■ Short exercise
Word for word, quote all of the material, omitting the pictures.

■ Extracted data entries
:::::

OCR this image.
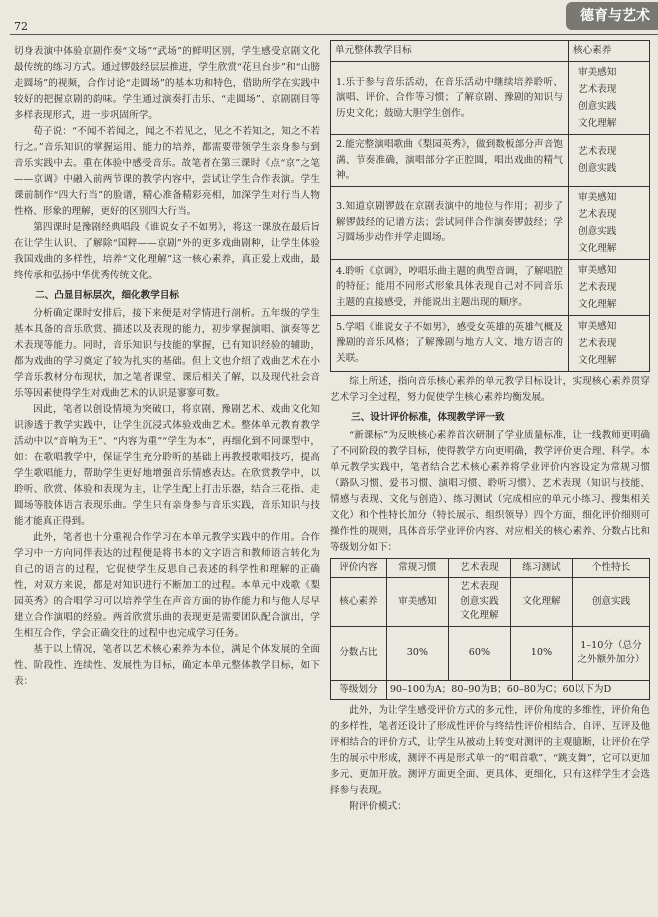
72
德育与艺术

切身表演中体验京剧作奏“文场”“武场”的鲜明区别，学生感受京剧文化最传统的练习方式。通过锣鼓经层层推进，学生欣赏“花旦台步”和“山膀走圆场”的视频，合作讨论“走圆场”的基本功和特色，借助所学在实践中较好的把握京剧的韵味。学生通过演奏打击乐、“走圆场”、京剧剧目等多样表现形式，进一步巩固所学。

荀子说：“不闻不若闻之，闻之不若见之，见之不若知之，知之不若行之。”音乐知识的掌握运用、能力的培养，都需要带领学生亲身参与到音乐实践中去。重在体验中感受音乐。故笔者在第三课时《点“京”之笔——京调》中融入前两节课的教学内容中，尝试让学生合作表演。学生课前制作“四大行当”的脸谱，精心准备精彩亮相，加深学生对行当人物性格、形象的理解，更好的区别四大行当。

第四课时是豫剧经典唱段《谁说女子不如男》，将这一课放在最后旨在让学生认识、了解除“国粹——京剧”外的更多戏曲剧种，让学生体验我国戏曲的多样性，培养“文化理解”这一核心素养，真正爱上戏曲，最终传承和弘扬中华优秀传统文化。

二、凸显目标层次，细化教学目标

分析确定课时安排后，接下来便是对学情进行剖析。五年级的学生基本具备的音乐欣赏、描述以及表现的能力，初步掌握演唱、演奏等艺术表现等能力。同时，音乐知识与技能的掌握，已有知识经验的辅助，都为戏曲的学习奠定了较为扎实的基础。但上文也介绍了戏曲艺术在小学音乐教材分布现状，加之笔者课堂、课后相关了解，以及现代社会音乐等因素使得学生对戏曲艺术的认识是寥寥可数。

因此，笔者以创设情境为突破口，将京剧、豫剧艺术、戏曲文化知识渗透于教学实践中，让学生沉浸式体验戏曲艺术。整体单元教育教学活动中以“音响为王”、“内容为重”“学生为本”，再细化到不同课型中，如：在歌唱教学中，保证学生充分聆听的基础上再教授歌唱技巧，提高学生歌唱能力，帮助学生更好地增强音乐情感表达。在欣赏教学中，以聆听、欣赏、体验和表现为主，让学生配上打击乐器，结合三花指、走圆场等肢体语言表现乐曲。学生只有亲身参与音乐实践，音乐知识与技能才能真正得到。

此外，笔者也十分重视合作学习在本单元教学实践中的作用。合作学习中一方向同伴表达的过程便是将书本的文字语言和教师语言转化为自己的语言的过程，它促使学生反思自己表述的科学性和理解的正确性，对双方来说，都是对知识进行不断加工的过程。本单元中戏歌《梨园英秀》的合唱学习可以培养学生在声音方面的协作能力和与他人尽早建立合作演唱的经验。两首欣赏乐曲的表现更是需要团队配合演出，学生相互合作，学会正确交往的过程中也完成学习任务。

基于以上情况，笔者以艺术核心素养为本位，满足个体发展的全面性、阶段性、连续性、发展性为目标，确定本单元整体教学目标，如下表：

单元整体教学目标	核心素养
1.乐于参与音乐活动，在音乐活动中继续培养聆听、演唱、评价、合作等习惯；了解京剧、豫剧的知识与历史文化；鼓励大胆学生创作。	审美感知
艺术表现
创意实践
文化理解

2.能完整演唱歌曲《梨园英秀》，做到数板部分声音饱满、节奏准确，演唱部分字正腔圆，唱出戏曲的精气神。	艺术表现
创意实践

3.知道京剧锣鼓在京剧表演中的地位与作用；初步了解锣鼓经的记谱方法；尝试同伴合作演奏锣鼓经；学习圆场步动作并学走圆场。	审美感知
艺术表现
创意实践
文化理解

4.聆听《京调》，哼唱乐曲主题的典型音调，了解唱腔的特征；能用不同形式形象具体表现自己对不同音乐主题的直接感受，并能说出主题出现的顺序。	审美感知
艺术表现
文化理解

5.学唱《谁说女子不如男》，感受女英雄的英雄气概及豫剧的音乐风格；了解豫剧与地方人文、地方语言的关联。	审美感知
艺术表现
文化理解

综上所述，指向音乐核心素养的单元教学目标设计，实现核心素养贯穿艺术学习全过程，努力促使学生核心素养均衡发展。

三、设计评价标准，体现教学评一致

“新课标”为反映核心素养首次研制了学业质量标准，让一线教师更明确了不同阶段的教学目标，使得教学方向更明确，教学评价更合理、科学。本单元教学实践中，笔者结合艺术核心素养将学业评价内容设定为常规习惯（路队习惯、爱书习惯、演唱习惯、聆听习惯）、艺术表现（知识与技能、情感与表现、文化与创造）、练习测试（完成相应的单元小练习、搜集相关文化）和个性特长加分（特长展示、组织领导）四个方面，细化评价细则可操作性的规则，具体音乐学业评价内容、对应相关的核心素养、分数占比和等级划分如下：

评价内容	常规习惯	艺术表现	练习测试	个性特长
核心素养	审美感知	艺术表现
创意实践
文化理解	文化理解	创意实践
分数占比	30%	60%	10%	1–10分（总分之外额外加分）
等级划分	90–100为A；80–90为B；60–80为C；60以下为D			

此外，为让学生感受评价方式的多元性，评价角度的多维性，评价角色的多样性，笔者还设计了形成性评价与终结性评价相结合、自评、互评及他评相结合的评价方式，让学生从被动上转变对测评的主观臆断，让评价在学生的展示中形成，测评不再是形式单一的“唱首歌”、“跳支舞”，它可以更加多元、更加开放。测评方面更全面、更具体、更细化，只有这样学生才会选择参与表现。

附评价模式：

:::::

■ Response to the task
OCR this image.
72
德育与艺术

切身表演中体验京剧作奏“文场”“武场”的鲜明区别，学生感受京剧文化最传统的练习方式。通过锣鼓经层层推进，学生欣赏“花旦台步”和“山膀走圆场”的视频，合作讨论“走圆场”的基本功和特色，借助所学在实践中较好的把握京剧的韵味。学生通过演奏打击乐、“走圆场”、京剧剧目等多样表现形式，进一步巩固所学。

荀子说：“不闻不若闻之，闻之不若见之，见之不若知之，知之不若行之。”音乐知识的掌握运用、能力的培养，都需要带领学生亲身参与到音乐实践中去。重在体验中感受音乐。故笔者在第三课时《点“京”之笔——京调》中融入前两节课的教学内容中，尝试让学生合作表演。学生课前制作“四大行当”的脸谱，精心准备精彩亮相，加深学生对行当人物性格、形象的理解，更好的区别四大行当。

第四课时是豫剧经典唱段《谁说女子不如男》，将这一课放在最后旨在让学生认识、了解除“国粹——京剧”外的更多戏曲剧种，让学生体验我国戏曲的多样性，培养“文化理解”这一核心素养，真正爱上戏曲，最终传承和弘扬中华优秀传统文化。

二、凸显目标层次，细化教学目标

分析确定课时安排后，接下来便是对学情进行剖析。五年级的学生基本具备的音乐欣赏、描述以及表现的能力，初步掌握演唱、演奏等艺术表现等能力。同时，音乐知识与技能的掌握，已有知识经验的辅助，都为戏曲的学习奠定了较为扎实的基础。但上文也介绍了戏曲艺术在小学音乐教材分布现状，加之笔者课堂、课后相关了解，以及现代社会音乐等因素使得学生对戏曲艺术的认识是寥寥可数。

因此，笔者以创设情境为突破口，将京剧、豫剧艺术、戏曲文化知识渗透于教学实践中，让学生沉浸式体验戏曲艺术。整体单元教育教学活动中以“音响为王”、“内容为重”“学生为本”，再细化到不同课型中，如：在歌唱教学中，保证学生充分聆听的基础上再教授歌唱技巧，提高学生歌唱能力，帮助学生更好地增强音乐情感表达。在欣赏教学中，以聆听、欣赏、体验和表现为主，让学生配上打击乐器，结合三花指、走圆场等肢体语言表现乐曲。学生只有亲身参与音乐实践，音乐知识与技能才能真正得到。

此外，笔者也十分重视合作学习在本单元教学实践中的作用。合作学习中一方向同伴表达的过程便是将书本的文字语言和教师语言转化为自己的语言的过程，它促使学生反思自己表述的科学性和理解的正确性，对双方来说，都是对知识进行不断加工的过程。本单元中戏歌《梨园英秀》的合唱学习可以培养学生在声音方面的协作能力和与他人尽早建立合作演唱的经验。两首欣赏乐曲的表现更是需要团队配合演出，学生相互合作，学会正确交往的过程中也完成学习任务。

基于以上情况，笔者以艺术核心素养为本位，满足个体发展的全面性、阶段性、连续性、发展性为目标，确定本单元整体教学目标，如下表：

单元整体教学目标	核心素养
1.乐于参与音乐活动，在音乐活动中继续培养聆听、演唱、评价、合作等习惯；了解京剧、豫剧的知识与历史文化；鼓励大胆学生创作。	审美感知
艺术表现
创意实践
文化理解

2.能完整演唱歌曲《梨园英秀》，做到数板部分声音饱满、节奏准确，演唱部分字正腔圆，唱出戏曲的精气神。	艺术表现
创意实践

3.知道京剧锣鼓在京剧表演中的地位与作用；初步了解锣鼓经的记谱方法；尝试同伴合作演奏锣鼓经；学习圆场步动作并学走圆场。	审美感知
艺术表现
创意实践
文化理解

4.聆听《京调》，哼唱乐曲主题的典型音调，了解唱腔的特征；能用不同形式形象具体表现自己对不同音乐主题的直接感受，并能说出主题出现的顺序。	审美感知
艺术表现
文化理解

5.学唱《谁说女子不如男》，感受女英雄的英雄气概及豫剧的音乐风格；了解豫剧与地方人文、地方语言的关联。	审美感知
艺术表现
文化理解

综上所述，指向音乐核心素养的单元教学目标设计，实现核心素养贯穿艺术学习全过程，努力促使学生核心素养均衡发展。

三、设计评价标准，体现教学评一致

“新课标”为反映核心素养首次研制了学业质量标准，让一线教师更明确了不同阶段的教学目标，使得教学方向更明确，教学评价更合理、科学。本单元教学实践中，笔者结合艺术核心素养将学业评价内容设定为常规习惯（路队习惯、爱书习惯、演唱习惯、聆听习惯）、艺术表现（知识与技能、情感与表现、文化与创造）、练习测试（完成相应的单元小练习、搜集相关文化）和个性特长加分（特长展示、组织领导）四个方面，细化评价细则可操作性的规则，具体音乐学业评价内容、对应相关的核心素养、分数占比和等级划分如下：

评价内容	常规习惯	艺术表现	练习测试	个性特长
核心素养	审美感知	艺术表现
创意实践
文化理解	文化理解	创意实践
分数占比	30%	60%	10%	1–10分（总分之外额外加分）
等级划分	90–100为A；80–90为B；60–80为C；60以下为D			

此外，为让学生感受评价方式的多元性，评价角度的多维性，评价角色的多样性，笔者还设计了形成性评价与终结性评价相结合、自评、互评及他评相结合的评价方式，让学生从被动上转变对测评的主观臆断，让评价在学生的展示中形成，测评不再是形式单一的“唱首歌”、“跳支舞”，它可以更加多元、更加开放。测评方面更全面、更具体、更细化，只有这样学生才会选择参与表现。

附评价模式：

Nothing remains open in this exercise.